— START Stored data —
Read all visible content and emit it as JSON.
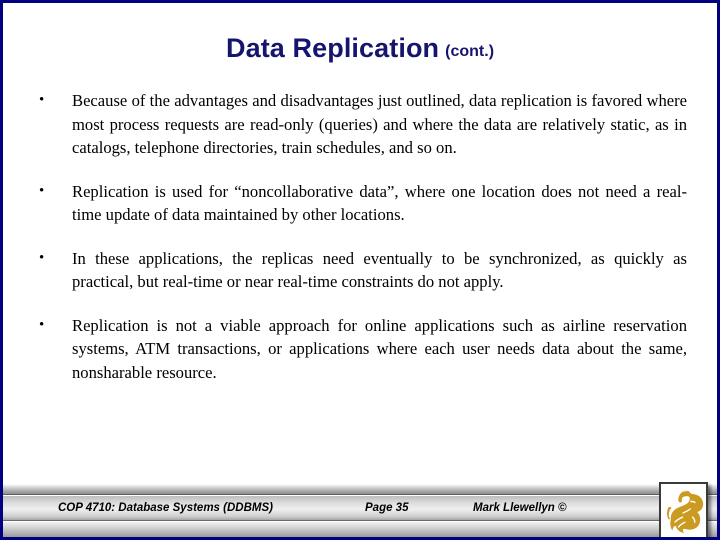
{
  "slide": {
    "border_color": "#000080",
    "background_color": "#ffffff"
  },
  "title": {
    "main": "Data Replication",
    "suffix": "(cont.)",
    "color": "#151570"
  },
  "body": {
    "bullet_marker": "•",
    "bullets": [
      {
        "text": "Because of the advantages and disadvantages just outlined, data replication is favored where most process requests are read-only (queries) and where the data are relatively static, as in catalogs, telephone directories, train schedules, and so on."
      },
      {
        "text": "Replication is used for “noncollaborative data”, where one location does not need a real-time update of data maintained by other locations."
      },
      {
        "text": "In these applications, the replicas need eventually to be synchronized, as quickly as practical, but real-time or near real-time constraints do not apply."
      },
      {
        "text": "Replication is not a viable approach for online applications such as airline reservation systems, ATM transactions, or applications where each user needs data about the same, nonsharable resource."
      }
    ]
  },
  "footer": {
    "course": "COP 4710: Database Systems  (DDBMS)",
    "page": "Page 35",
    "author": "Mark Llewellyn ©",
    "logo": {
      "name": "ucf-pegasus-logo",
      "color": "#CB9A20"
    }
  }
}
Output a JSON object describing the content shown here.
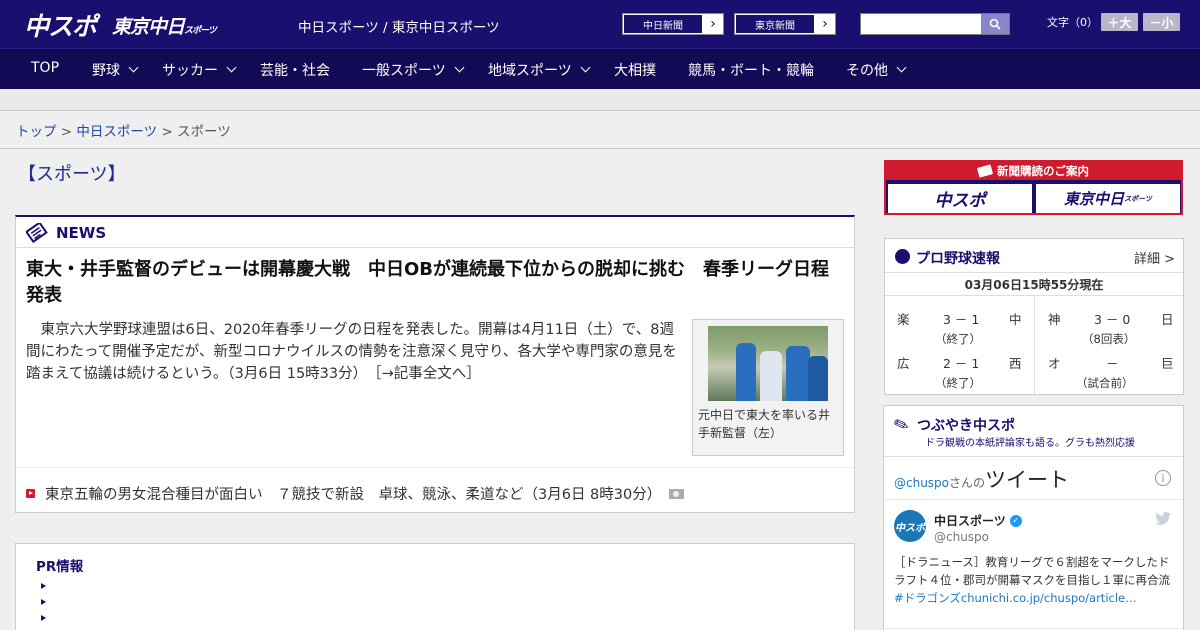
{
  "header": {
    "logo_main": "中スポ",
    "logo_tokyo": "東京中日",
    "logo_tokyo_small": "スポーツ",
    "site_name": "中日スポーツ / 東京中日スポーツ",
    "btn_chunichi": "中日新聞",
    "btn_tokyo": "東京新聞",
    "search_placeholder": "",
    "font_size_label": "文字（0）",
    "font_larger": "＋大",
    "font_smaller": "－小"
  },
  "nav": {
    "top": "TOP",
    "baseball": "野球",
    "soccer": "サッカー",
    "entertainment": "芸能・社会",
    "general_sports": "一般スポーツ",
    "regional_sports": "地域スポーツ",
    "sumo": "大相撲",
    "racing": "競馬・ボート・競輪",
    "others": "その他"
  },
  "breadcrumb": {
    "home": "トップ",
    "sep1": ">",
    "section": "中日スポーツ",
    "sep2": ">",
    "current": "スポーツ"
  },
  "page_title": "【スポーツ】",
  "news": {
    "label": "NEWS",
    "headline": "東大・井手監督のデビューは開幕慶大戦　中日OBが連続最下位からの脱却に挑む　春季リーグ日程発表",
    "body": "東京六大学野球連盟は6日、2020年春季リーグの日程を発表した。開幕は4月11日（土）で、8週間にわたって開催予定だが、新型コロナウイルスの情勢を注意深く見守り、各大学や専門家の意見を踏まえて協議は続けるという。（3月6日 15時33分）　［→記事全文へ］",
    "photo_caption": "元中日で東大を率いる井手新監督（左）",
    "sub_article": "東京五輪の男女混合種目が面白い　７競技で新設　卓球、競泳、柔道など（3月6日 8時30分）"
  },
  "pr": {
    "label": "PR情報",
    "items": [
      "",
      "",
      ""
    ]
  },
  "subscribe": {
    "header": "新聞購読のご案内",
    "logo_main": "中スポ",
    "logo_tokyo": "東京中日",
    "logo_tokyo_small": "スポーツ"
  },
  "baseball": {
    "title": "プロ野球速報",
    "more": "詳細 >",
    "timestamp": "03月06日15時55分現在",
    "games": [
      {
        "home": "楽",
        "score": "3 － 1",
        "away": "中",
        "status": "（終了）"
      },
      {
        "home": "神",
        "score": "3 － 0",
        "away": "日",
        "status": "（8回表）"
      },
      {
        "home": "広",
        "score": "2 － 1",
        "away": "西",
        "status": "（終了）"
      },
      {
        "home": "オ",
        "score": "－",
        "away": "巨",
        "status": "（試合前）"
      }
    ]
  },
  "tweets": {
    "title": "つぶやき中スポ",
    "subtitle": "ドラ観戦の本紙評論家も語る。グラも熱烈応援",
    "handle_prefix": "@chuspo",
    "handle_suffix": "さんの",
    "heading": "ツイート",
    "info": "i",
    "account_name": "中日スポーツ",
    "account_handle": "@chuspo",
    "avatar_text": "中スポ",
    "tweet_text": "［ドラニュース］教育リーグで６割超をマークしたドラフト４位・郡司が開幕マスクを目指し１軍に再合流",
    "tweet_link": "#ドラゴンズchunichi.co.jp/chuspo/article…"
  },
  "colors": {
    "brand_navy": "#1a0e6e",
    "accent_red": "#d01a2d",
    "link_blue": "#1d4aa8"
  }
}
— END Stored data —
• Work required: Make a word-for-word copy of the entries, without any pictures.

• Solution for this exercise:
Read all visible content and emit it as JSON.
{
  "slide": {
    "border_color": "#000080",
    "background_color": "#ffffff"
  },
  "title": {
    "main": "Data Replication",
    "suffix": "(cont.)",
    "color": "#151570"
  },
  "body": {
    "bullet_marker": "•",
    "bullets": [
      {
        "text": "Because of the advantages and disadvantages just outlined, data replication is favored where most process requests are read-only (queries) and where the data are relatively static, as in catalogs, telephone directories, train schedules, and so on."
      },
      {
        "text": "Replication is used for “noncollaborative data”, where one location does not need a real-time update of data maintained by other locations."
      },
      {
        "text": "In these applications, the replicas need eventually to be synchronized, as quickly as practical, but real-time or near real-time constraints do not apply."
      },
      {
        "text": "Replication is not a viable approach for online applications such as airline reservation systems, ATM transactions, or applications where each user needs data about the same, nonsharable resource."
      }
    ]
  },
  "footer": {
    "course": "COP 4710: Database Systems  (DDBMS)",
    "page": "Page 35",
    "author": "Mark Llewellyn ©",
    "logo": {
      "name": "ucf-pegasus-logo",
      "color": "#CB9A20"
    }
  }
}
Output a JSON object describing the content shown here.
{
  "header": {
    "logo_main": "中スポ",
    "logo_tokyo": "東京中日",
    "logo_tokyo_small": "スポーツ",
    "site_name": "中日スポーツ / 東京中日スポーツ",
    "btn_chunichi": "中日新聞",
    "btn_tokyo": "東京新聞",
    "search_placeholder": "",
    "font_size_label": "文字（0）",
    "font_larger": "＋大",
    "font_smaller": "－小"
  },
  "nav": {
    "top": "TOP",
    "baseball": "野球",
    "soccer": "サッカー",
    "entertainment": "芸能・社会",
    "general_sports": "一般スポーツ",
    "regional_sports": "地域スポーツ",
    "sumo": "大相撲",
    "racing": "競馬・ボート・競輪",
    "others": "その他"
  },
  "breadcrumb": {
    "home": "トップ",
    "sep1": ">",
    "section": "中日スポーツ",
    "sep2": ">",
    "current": "スポーツ"
  },
  "page_title": "【スポーツ】",
  "news": {
    "label": "NEWS",
    "headline": "東大・井手監督のデビューは開幕慶大戦　中日OBが連続最下位からの脱却に挑む　春季リーグ日程発表",
    "body": "東京六大学野球連盟は6日、2020年春季リーグの日程を発表した。開幕は4月11日（土）で、8週間にわたって開催予定だが、新型コロナウイルスの情勢を注意深く見守り、各大学や専門家の意見を踏まえて協議は続けるという。（3月6日 15時33分）　［→記事全文へ］",
    "photo_caption": "元中日で東大を率いる井手新監督（左）",
    "sub_article": "東京五輪の男女混合種目が面白い　７競技で新設　卓球、競泳、柔道など（3月6日 8時30分）"
  },
  "pr": {
    "label": "PR情報",
    "items": [
      "",
      "",
      ""
    ]
  },
  "subscribe": {
    "header": "新聞購読のご案内",
    "logo_main": "中スポ",
    "logo_tokyo": "東京中日",
    "logo_tokyo_small": "スポーツ"
  },
  "baseball": {
    "title": "プロ野球速報",
    "more": "詳細 >",
    "timestamp": "03月06日15時55分現在",
    "games": [
      {
        "home": "楽",
        "score": "3 － 1",
        "away": "中",
        "status": "（終了）"
      },
      {
        "home": "神",
        "score": "3 － 0",
        "away": "日",
        "status": "（8回表）"
      },
      {
        "home": "広",
        "score": "2 － 1",
        "away": "西",
        "status": "（終了）"
      },
      {
        "home": "オ",
        "score": "－",
        "away": "巨",
        "status": "（試合前）"
      }
    ]
  },
  "tweets": {
    "title": "つぶやき中スポ",
    "subtitle": "ドラ観戦の本紙評論家も語る。グラも熱烈応援",
    "handle_prefix": "@chuspo",
    "handle_suffix": "さんの",
    "heading": "ツイート",
    "info": "i",
    "account_name": "中日スポーツ",
    "account_handle": "@chuspo",
    "avatar_text": "中スポ",
    "tweet_text": "［ドラニュース］教育リーグで６割超をマークしたドラフト４位・郡司が開幕マスクを目指し１軍に再合流",
    "tweet_link": "#ドラゴンズchunichi.co.jp/chuspo/article…"
  },
  "colors": {
    "brand_navy": "#1a0e6e",
    "accent_red": "#d01a2d",
    "link_blue": "#1d4aa8"
  }
}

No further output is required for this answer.